• _Your goal_
For every line in the records that has the word "Temperature", make a copy.

• _Dataset entries on figures_
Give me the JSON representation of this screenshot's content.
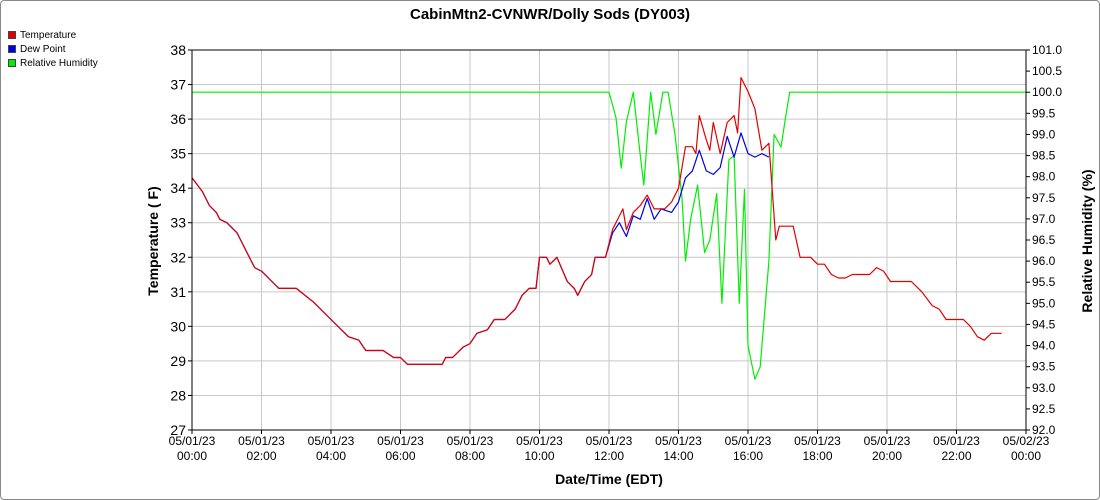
{
  "chart_data": {
    "type": "line",
    "title": "CabinMtn2-CVNWR/Dolly Sods (DY003)",
    "xlabel": "Date/Time (EDT)",
    "ylabel_left": "Temperature ( F)",
    "ylabel_right": "Relative Humidity (%)",
    "x_ticks": [
      {
        "date": "05/01/23",
        "time": "00:00"
      },
      {
        "date": "05/01/23",
        "time": "02:00"
      },
      {
        "date": "05/01/23",
        "time": "04:00"
      },
      {
        "date": "05/01/23",
        "time": "06:00"
      },
      {
        "date": "05/01/23",
        "time": "08:00"
      },
      {
        "date": "05/01/23",
        "time": "10:00"
      },
      {
        "date": "05/01/23",
        "time": "12:00"
      },
      {
        "date": "05/01/23",
        "time": "14:00"
      },
      {
        "date": "05/01/23",
        "time": "16:00"
      },
      {
        "date": "05/01/23",
        "time": "18:00"
      },
      {
        "date": "05/01/23",
        "time": "20:00"
      },
      {
        "date": "05/01/23",
        "time": "22:00"
      },
      {
        "date": "05/02/23",
        "time": "00:00"
      }
    ],
    "xlim_hours": [
      0,
      24
    ],
    "ylim_left": [
      27,
      38
    ],
    "ylim_right": [
      92.0,
      101.0
    ],
    "y_ticks_left": [
      "27",
      "28",
      "29",
      "30",
      "31",
      "32",
      "33",
      "34",
      "35",
      "36",
      "37",
      "38"
    ],
    "y_ticks_right": [
      "92.0",
      "92.5",
      "93.0",
      "93.5",
      "94.0",
      "94.5",
      "95.0",
      "95.5",
      "96.0",
      "96.5",
      "97.0",
      "97.5",
      "98.0",
      "98.5",
      "99.0",
      "99.5",
      "100.0",
      "100.5",
      "101.0"
    ],
    "grid": true,
    "legend_position": "top-left",
    "series": [
      {
        "name": "Temperature",
        "axis": "left",
        "color": "#e00000",
        "points": [
          [
            0,
            34.3
          ],
          [
            0.3,
            33.9
          ],
          [
            0.5,
            33.5
          ],
          [
            0.7,
            33.3
          ],
          [
            0.8,
            33.1
          ],
          [
            1.0,
            33.0
          ],
          [
            1.3,
            32.7
          ],
          [
            1.5,
            32.3
          ],
          [
            1.8,
            31.7
          ],
          [
            2.0,
            31.6
          ],
          [
            2.3,
            31.3
          ],
          [
            2.5,
            31.1
          ],
          [
            3.0,
            31.1
          ],
          [
            3.5,
            30.7
          ],
          [
            4.0,
            30.2
          ],
          [
            4.5,
            29.7
          ],
          [
            4.8,
            29.6
          ],
          [
            5.0,
            29.3
          ],
          [
            5.5,
            29.3
          ],
          [
            5.8,
            29.1
          ],
          [
            6.0,
            29.1
          ],
          [
            6.2,
            28.9
          ],
          [
            7.0,
            28.9
          ],
          [
            7.2,
            28.9
          ],
          [
            7.3,
            29.1
          ],
          [
            7.5,
            29.1
          ],
          [
            7.8,
            29.4
          ],
          [
            8.0,
            29.5
          ],
          [
            8.2,
            29.8
          ],
          [
            8.5,
            29.9
          ],
          [
            8.7,
            30.2
          ],
          [
            9.0,
            30.2
          ],
          [
            9.3,
            30.5
          ],
          [
            9.5,
            30.9
          ],
          [
            9.7,
            31.1
          ],
          [
            9.9,
            31.1
          ],
          [
            10.0,
            32.0
          ],
          [
            10.2,
            32.0
          ],
          [
            10.3,
            31.8
          ],
          [
            10.5,
            32.0
          ],
          [
            10.8,
            31.3
          ],
          [
            11.0,
            31.1
          ],
          [
            11.1,
            30.9
          ],
          [
            11.3,
            31.3
          ],
          [
            11.5,
            31.5
          ],
          [
            11.6,
            32.0
          ],
          [
            11.9,
            32.0
          ],
          [
            12.1,
            32.8
          ],
          [
            12.4,
            33.4
          ],
          [
            12.5,
            32.8
          ],
          [
            12.7,
            33.3
          ],
          [
            12.9,
            33.5
          ],
          [
            13.1,
            33.8
          ],
          [
            13.3,
            33.4
          ],
          [
            13.6,
            33.4
          ],
          [
            13.8,
            33.6
          ],
          [
            14.0,
            34.0
          ],
          [
            14.2,
            35.2
          ],
          [
            14.4,
            35.2
          ],
          [
            14.5,
            35.0
          ],
          [
            14.6,
            36.1
          ],
          [
            14.8,
            35.4
          ],
          [
            14.9,
            35.1
          ],
          [
            15.0,
            35.9
          ],
          [
            15.2,
            35.0
          ],
          [
            15.4,
            35.9
          ],
          [
            15.6,
            36.1
          ],
          [
            15.7,
            35.6
          ],
          [
            15.8,
            37.2
          ],
          [
            16.0,
            36.8
          ],
          [
            16.2,
            36.3
          ],
          [
            16.4,
            35.1
          ],
          [
            16.6,
            35.3
          ],
          [
            16.8,
            32.5
          ],
          [
            16.9,
            32.9
          ],
          [
            17.3,
            32.9
          ],
          [
            17.5,
            32.0
          ],
          [
            17.8,
            32.0
          ],
          [
            18.0,
            31.8
          ],
          [
            18.2,
            31.8
          ],
          [
            18.4,
            31.5
          ],
          [
            18.6,
            31.4
          ],
          [
            18.8,
            31.4
          ],
          [
            19.0,
            31.5
          ],
          [
            19.5,
            31.5
          ],
          [
            19.7,
            31.7
          ],
          [
            19.9,
            31.6
          ],
          [
            20.1,
            31.3
          ],
          [
            20.7,
            31.3
          ],
          [
            21.0,
            31.0
          ],
          [
            21.3,
            30.6
          ],
          [
            21.5,
            30.5
          ],
          [
            21.7,
            30.2
          ],
          [
            22.2,
            30.2
          ],
          [
            22.4,
            30.0
          ],
          [
            22.6,
            29.7
          ],
          [
            22.8,
            29.6
          ],
          [
            23.0,
            29.8
          ],
          [
            23.3,
            29.8
          ]
        ]
      },
      {
        "name": "Dew Point",
        "axis": "left",
        "color": "#0000e0",
        "points": [
          [
            0,
            34.3
          ],
          [
            0.3,
            33.9
          ],
          [
            0.5,
            33.5
          ],
          [
            0.7,
            33.3
          ],
          [
            0.8,
            33.1
          ],
          [
            1.0,
            33.0
          ],
          [
            1.3,
            32.7
          ],
          [
            1.5,
            32.3
          ],
          [
            1.8,
            31.7
          ],
          [
            2.0,
            31.6
          ],
          [
            2.3,
            31.3
          ],
          [
            2.5,
            31.1
          ],
          [
            3.0,
            31.1
          ],
          [
            3.5,
            30.7
          ],
          [
            4.0,
            30.2
          ],
          [
            4.5,
            29.7
          ],
          [
            4.8,
            29.6
          ],
          [
            5.0,
            29.3
          ],
          [
            5.5,
            29.3
          ],
          [
            5.8,
            29.1
          ],
          [
            6.0,
            29.1
          ],
          [
            6.2,
            28.9
          ],
          [
            7.0,
            28.9
          ],
          [
            7.2,
            28.9
          ],
          [
            7.3,
            29.1
          ],
          [
            7.5,
            29.1
          ],
          [
            7.8,
            29.4
          ],
          [
            8.0,
            29.5
          ],
          [
            8.2,
            29.8
          ],
          [
            8.5,
            29.9
          ],
          [
            8.7,
            30.2
          ],
          [
            9.0,
            30.2
          ],
          [
            9.3,
            30.5
          ],
          [
            9.5,
            30.9
          ],
          [
            9.7,
            31.1
          ],
          [
            9.9,
            31.1
          ],
          [
            10.0,
            32.0
          ],
          [
            10.2,
            32.0
          ],
          [
            10.3,
            31.8
          ],
          [
            10.5,
            32.0
          ],
          [
            10.8,
            31.3
          ],
          [
            11.0,
            31.1
          ],
          [
            11.1,
            30.9
          ],
          [
            11.3,
            31.3
          ],
          [
            11.5,
            31.5
          ],
          [
            11.6,
            32.0
          ],
          [
            11.9,
            32.0
          ],
          [
            12.1,
            32.7
          ],
          [
            12.3,
            33.0
          ],
          [
            12.5,
            32.6
          ],
          [
            12.7,
            33.2
          ],
          [
            12.9,
            33.1
          ],
          [
            13.1,
            33.7
          ],
          [
            13.3,
            33.1
          ],
          [
            13.5,
            33.4
          ],
          [
            13.8,
            33.3
          ],
          [
            14.0,
            33.6
          ],
          [
            14.2,
            34.3
          ],
          [
            14.4,
            34.5
          ],
          [
            14.6,
            35.1
          ],
          [
            14.8,
            34.5
          ],
          [
            15.0,
            34.4
          ],
          [
            15.2,
            34.6
          ],
          [
            15.4,
            35.5
          ],
          [
            15.6,
            34.9
          ],
          [
            15.8,
            35.6
          ],
          [
            16.0,
            35.0
          ],
          [
            16.2,
            34.9
          ],
          [
            16.4,
            35.0
          ],
          [
            16.6,
            34.9
          ]
        ]
      },
      {
        "name": "Relative Humidity",
        "axis": "right",
        "color": "#00ee00",
        "points": [
          [
            0,
            100.0
          ],
          [
            12.0,
            100.0
          ],
          [
            12.2,
            99.4
          ],
          [
            12.35,
            98.2
          ],
          [
            12.5,
            99.3
          ],
          [
            12.7,
            100.0
          ],
          [
            12.9,
            98.5
          ],
          [
            13.0,
            97.8
          ],
          [
            13.2,
            100.0
          ],
          [
            13.35,
            99.0
          ],
          [
            13.55,
            100.0
          ],
          [
            13.7,
            100.0
          ],
          [
            13.9,
            99.0
          ],
          [
            14.1,
            97.5
          ],
          [
            14.2,
            96.0
          ],
          [
            14.35,
            97.0
          ],
          [
            14.55,
            97.8
          ],
          [
            14.75,
            96.2
          ],
          [
            14.9,
            96.5
          ],
          [
            15.1,
            97.6
          ],
          [
            15.25,
            95.0
          ],
          [
            15.45,
            98.4
          ],
          [
            15.6,
            98.5
          ],
          [
            15.75,
            95.0
          ],
          [
            15.9,
            97.7
          ],
          [
            16.0,
            94.0
          ],
          [
            16.2,
            93.2
          ],
          [
            16.35,
            93.5
          ],
          [
            16.6,
            96.0
          ],
          [
            16.75,
            99.0
          ],
          [
            16.95,
            98.7
          ],
          [
            17.1,
            99.5
          ],
          [
            17.2,
            100.0
          ],
          [
            24.0,
            100.0
          ]
        ]
      }
    ]
  }
}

• _Worked solution_
    "ylabel_left": "Temperature ( F)",
        "name": "Temperature",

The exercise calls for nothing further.